Direction
Print the entries in full, word for word, but not the pictures.

Saved entries
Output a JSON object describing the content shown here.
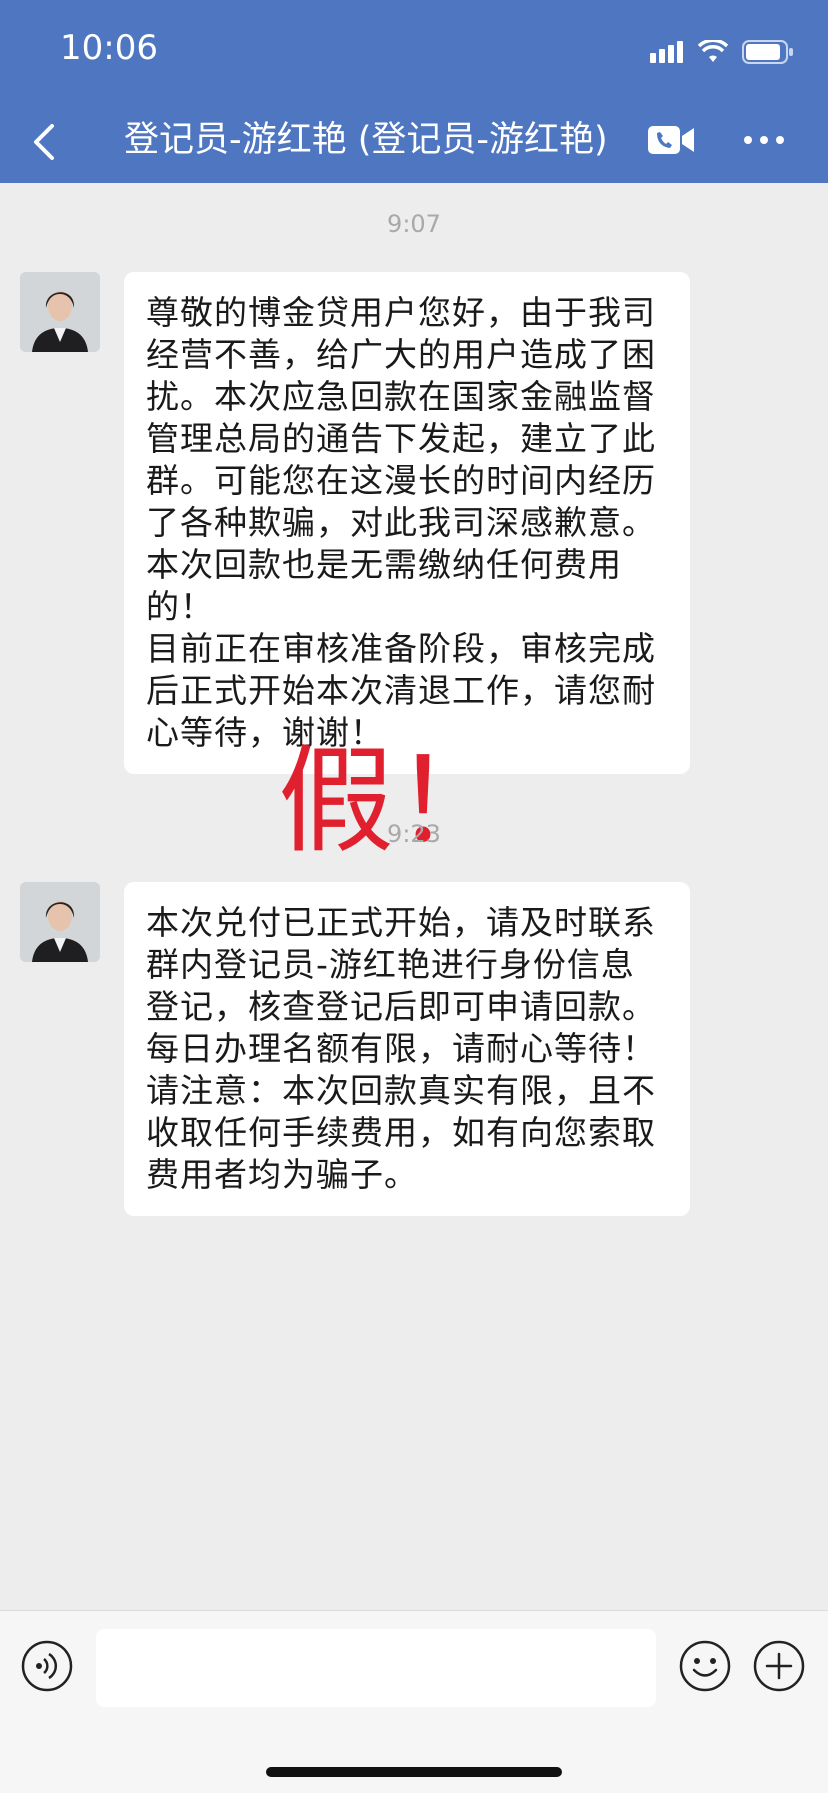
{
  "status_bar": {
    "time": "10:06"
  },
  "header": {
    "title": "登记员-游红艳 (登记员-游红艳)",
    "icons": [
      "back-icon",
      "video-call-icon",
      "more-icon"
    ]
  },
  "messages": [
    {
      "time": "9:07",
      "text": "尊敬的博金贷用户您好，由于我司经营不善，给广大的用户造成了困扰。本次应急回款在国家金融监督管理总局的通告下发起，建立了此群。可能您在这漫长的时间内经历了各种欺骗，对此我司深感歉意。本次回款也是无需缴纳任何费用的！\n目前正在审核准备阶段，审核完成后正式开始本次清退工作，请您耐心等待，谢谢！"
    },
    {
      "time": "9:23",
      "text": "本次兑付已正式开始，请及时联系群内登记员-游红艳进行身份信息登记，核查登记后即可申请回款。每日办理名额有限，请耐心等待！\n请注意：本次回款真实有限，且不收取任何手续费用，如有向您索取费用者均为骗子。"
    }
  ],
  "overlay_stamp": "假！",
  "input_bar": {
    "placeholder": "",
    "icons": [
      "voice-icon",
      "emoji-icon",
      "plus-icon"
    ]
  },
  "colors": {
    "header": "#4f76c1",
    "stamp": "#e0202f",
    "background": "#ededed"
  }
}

Exercise solution
Output a JSON object describing the content shown here.
{
  "status_bar": {
    "time": "10:06"
  },
  "header": {
    "title": "登记员-游红艳 (登记员-游红艳)",
    "icons": [
      "back-icon",
      "video-call-icon",
      "more-icon"
    ]
  },
  "messages": [
    {
      "time": "9:07",
      "text": "尊敬的博金贷用户您好，由于我司经营不善，给广大的用户造成了困扰。本次应急回款在国家金融监督管理总局的通告下发起，建立了此群。可能您在这漫长的时间内经历了各种欺骗，对此我司深感歉意。本次回款也是无需缴纳任何费用的！\n目前正在审核准备阶段，审核完成后正式开始本次清退工作，请您耐心等待，谢谢！"
    },
    {
      "time": "9:23",
      "text": "本次兑付已正式开始，请及时联系群内登记员-游红艳进行身份信息登记，核查登记后即可申请回款。每日办理名额有限，请耐心等待！\n请注意：本次回款真实有限，且不收取任何手续费用，如有向您索取费用者均为骗子。"
    }
  ],
  "overlay_stamp": "假！",
  "input_bar": {
    "placeholder": "",
    "icons": [
      "voice-icon",
      "emoji-icon",
      "plus-icon"
    ]
  },
  "colors": {
    "header": "#4f76c1",
    "stamp": "#e0202f",
    "background": "#ededed"
  }
}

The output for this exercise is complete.